The problem
Look through the records below and give the number of lines holding the string "will", nothing more.
|---|
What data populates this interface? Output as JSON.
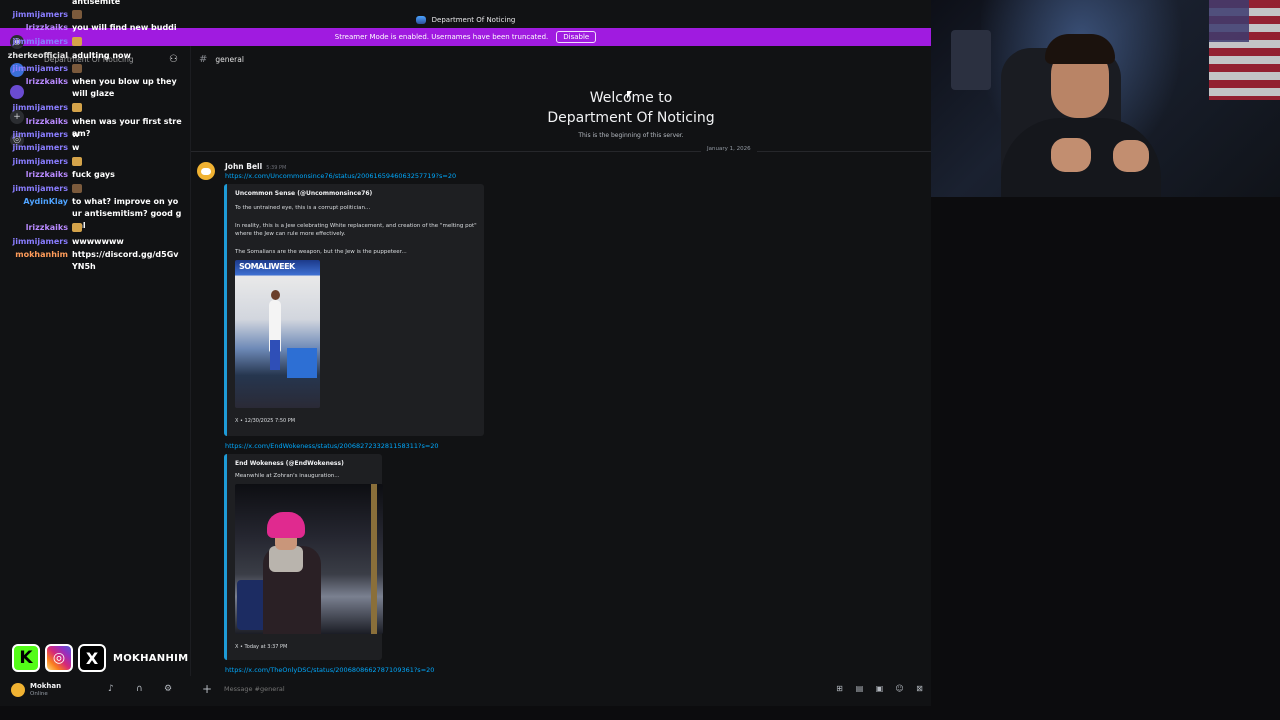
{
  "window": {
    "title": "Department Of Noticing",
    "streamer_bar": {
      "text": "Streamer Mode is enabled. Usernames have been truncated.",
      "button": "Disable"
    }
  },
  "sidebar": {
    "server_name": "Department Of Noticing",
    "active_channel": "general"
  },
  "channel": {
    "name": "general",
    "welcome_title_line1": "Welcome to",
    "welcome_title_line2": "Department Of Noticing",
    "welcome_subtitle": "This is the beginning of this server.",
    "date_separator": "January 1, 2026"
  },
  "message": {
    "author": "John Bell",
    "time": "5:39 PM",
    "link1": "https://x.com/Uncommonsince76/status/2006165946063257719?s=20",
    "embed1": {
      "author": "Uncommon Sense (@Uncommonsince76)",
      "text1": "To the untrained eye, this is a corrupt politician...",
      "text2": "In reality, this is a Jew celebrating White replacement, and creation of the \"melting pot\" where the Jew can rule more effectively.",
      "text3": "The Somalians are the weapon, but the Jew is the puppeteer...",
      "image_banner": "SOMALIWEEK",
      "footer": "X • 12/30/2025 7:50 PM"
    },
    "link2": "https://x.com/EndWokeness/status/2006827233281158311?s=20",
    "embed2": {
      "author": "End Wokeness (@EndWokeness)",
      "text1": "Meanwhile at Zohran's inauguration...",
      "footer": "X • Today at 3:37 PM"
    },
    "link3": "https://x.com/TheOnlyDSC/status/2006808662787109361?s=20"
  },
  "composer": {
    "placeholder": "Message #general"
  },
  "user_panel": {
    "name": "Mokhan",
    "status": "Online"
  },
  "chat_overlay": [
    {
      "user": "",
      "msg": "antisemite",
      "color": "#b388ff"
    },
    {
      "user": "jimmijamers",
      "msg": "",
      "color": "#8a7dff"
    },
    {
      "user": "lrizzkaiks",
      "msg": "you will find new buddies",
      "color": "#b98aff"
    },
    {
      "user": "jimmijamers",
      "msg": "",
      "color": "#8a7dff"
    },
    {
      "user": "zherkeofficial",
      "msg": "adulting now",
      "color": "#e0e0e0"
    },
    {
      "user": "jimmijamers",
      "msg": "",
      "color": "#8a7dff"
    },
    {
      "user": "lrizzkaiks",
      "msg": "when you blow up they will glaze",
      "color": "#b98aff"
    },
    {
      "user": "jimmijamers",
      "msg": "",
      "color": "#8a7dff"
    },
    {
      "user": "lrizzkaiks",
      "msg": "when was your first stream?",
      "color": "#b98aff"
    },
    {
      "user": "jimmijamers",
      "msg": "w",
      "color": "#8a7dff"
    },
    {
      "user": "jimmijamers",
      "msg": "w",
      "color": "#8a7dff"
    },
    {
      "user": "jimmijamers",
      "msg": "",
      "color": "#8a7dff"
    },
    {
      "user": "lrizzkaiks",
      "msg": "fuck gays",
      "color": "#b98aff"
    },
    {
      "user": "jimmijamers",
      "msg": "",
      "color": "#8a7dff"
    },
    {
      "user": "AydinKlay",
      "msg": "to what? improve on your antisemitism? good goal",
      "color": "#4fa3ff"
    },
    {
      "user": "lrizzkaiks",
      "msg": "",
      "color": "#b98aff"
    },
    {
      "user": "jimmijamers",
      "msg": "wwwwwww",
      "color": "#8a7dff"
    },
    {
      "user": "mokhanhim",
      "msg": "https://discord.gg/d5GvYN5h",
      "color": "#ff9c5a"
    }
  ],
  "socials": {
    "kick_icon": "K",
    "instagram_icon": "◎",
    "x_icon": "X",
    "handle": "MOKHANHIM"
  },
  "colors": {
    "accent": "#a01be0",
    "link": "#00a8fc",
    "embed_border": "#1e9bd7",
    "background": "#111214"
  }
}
|---|
Solution below
2